__Work instructions__
Will you transcribe all the entries word for word, skipping the pictures they hold?
..............................
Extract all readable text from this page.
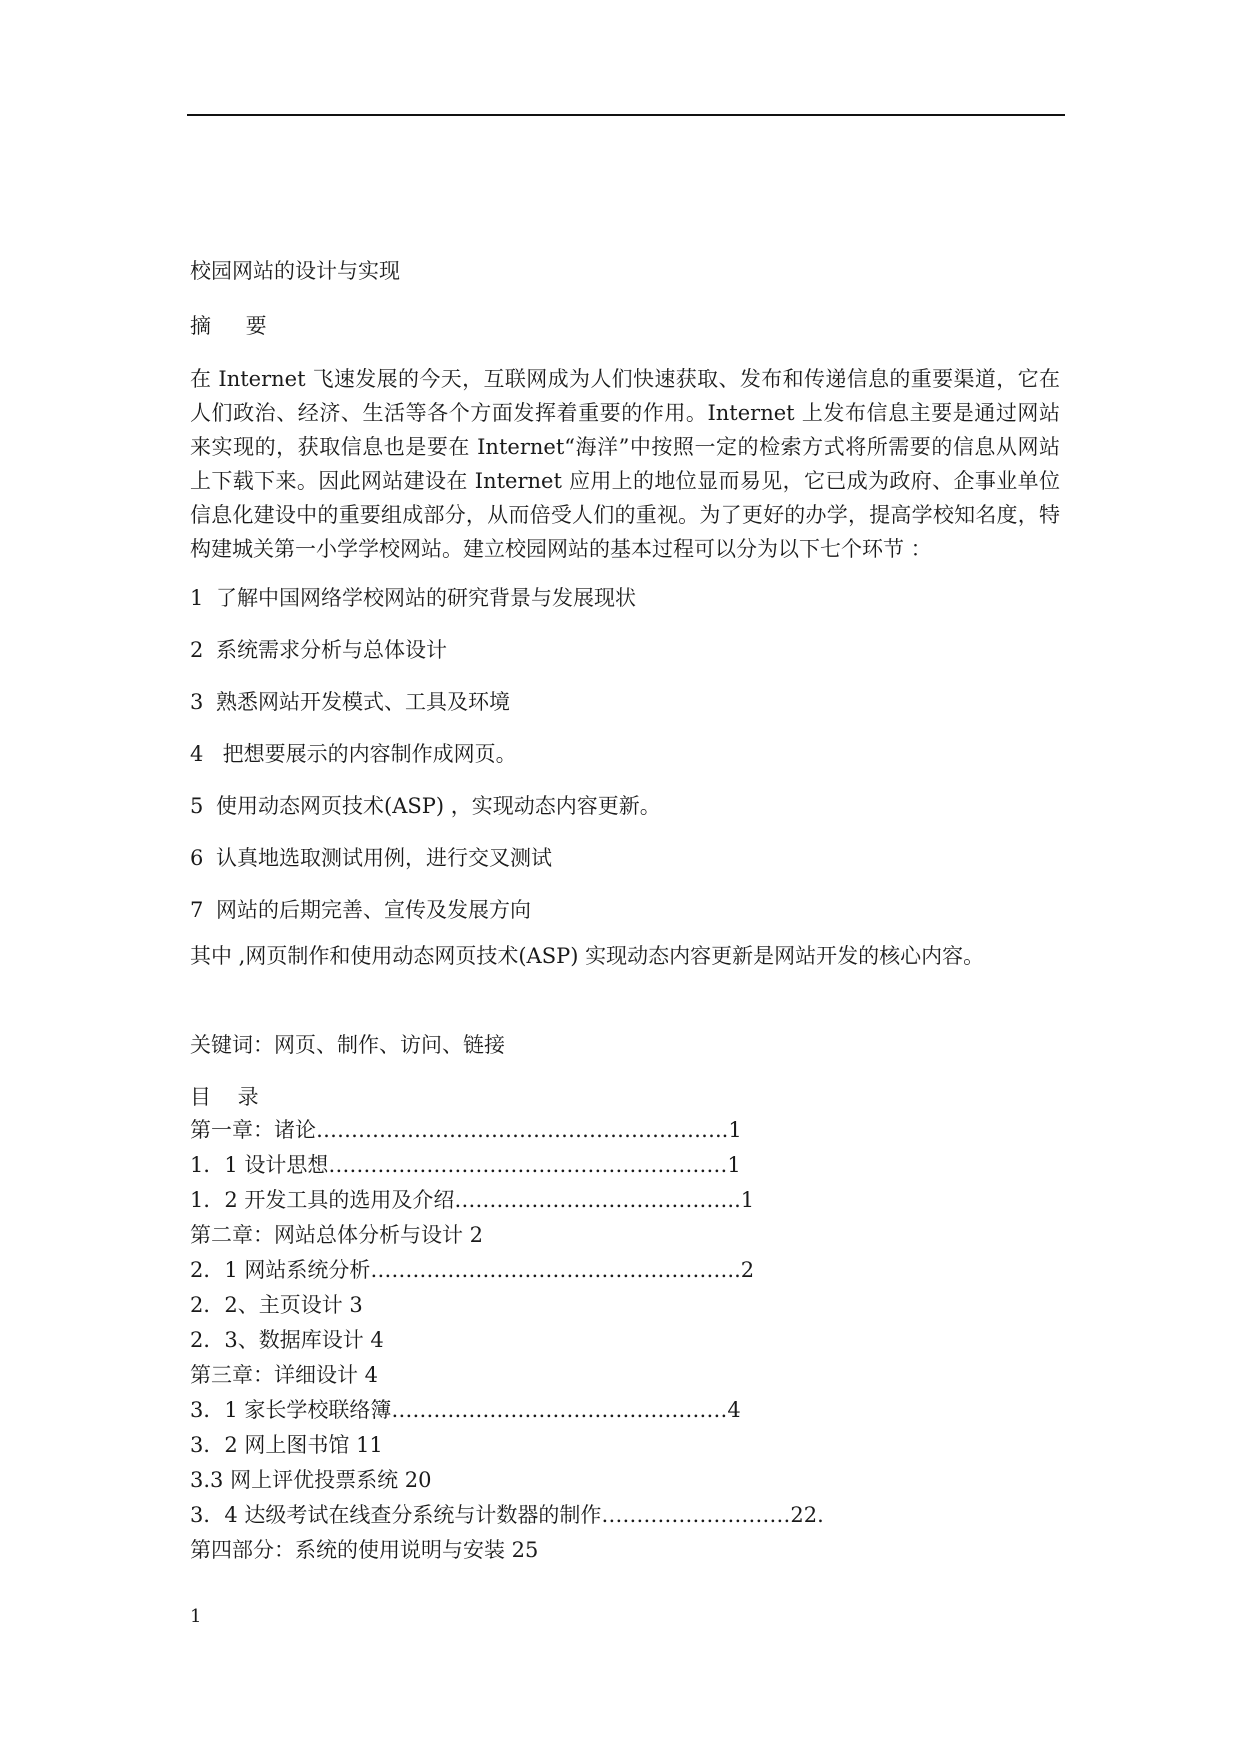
校园网站的设计与实现

摘 要

在 Internet 飞速发展的今天，互联网成为人们快速获取、发布和传递信息的重要渠道，它在人们政治、经济、生活等各个方面发挥着重要的作用。Internet 上发布信息主要是通过网站来实现的，获取信息也是要在 Internet“海洋”中按照一定的检索方式将所需要的信息从网站上下载下来。因此网站建设在 Internet 应用上的地位显而易见，它已成为政府、企事业单位信息化建设中的重要组成部分，从而倍受人们的重视。为了更好的办学，提高学校知名度，特构建城关第一小学学校网站。建立校园网站的基本过程可以分为以下七个环节 ：

1 了解中国网络学校网站的研究背景与发展现状
2 系统需求分析与总体设计
3 熟悉网站开发模式、工具及环境
4 把想要展示的内容制作成网页。
5 使用动态网页技术(ASP) ，实现动态内容更新。
6 认真地选取测试用例，进行交叉测试
7 网站的后期完善、宣传及发展方向

其中 ,网页制作和使用动态网页技术(ASP) 实现动态内容更新是网站开发的核心内容。

关键词：网页、制作、访问、链接

目 录

第一章：诸论…………………………………………………..1
1．1 设计思想…………………………………………………1
1．2 开发工具的选用及介绍…………………………………..1
第二章：网站总体分析与设计 2
2．1 网站系统分析……………………………………………..2
2．2、主页设计 3
2．3、数据库设计 4
第三章：详细设计 4
3．1 家长学校联络簿…………………………………………4
3．2 网上图书馆 11
3.3 网上评优投票系统 20
3．4 达级考试在线查分系统与计数器的制作………………………22.
第四部分：系统的使用说明与安装 25
1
..............................
__Full response__
Extract all readable text from this page.
校园网站的设计与实现

摘 要

在 Internet 飞速发展的今天，互联网成为人们快速获取、发布和传递信息的重要渠道，它在人们政治、经济、生活等各个方面发挥着重要的作用。Internet 上发布信息主要是通过网站来实现的，获取信息也是要在 Internet“海洋”中按照一定的检索方式将所需要的信息从网站上下载下来。因此网站建设在 Internet 应用上的地位显而易见，它已成为政府、企事业单位信息化建设中的重要组成部分，从而倍受人们的重视。为了更好的办学，提高学校知名度，特构建城关第一小学学校网站。建立校园网站的基本过程可以分为以下七个环节 ：

1 了解中国网络学校网站的研究背景与发展现状
2 系统需求分析与总体设计
3 熟悉网站开发模式、工具及环境
4 把想要展示的内容制作成网页。
5 使用动态网页技术(ASP) ，实现动态内容更新。
6 认真地选取测试用例，进行交叉测试
7 网站的后期完善、宣传及发展方向

其中 ,网页制作和使用动态网页技术(ASP) 实现动态内容更新是网站开发的核心内容。

关键词：网页、制作、访问、链接

目 录

第一章：诸论…………………………………………………..1
1．1 设计思想…………………………………………………1
1．2 开发工具的选用及介绍…………………………………..1
第二章：网站总体分析与设计 2
2．1 网站系统分析……………………………………………..2
2．2、主页设计 3
2．3、数据库设计 4
第三章：详细设计 4
3．1 家长学校联络簿…………………………………………4
3．2 网上图书馆 11
3.3 网上评优投票系统 20
3．4 达级考试在线查分系统与计数器的制作………………………22.
第四部分：系统的使用说明与安装 25
1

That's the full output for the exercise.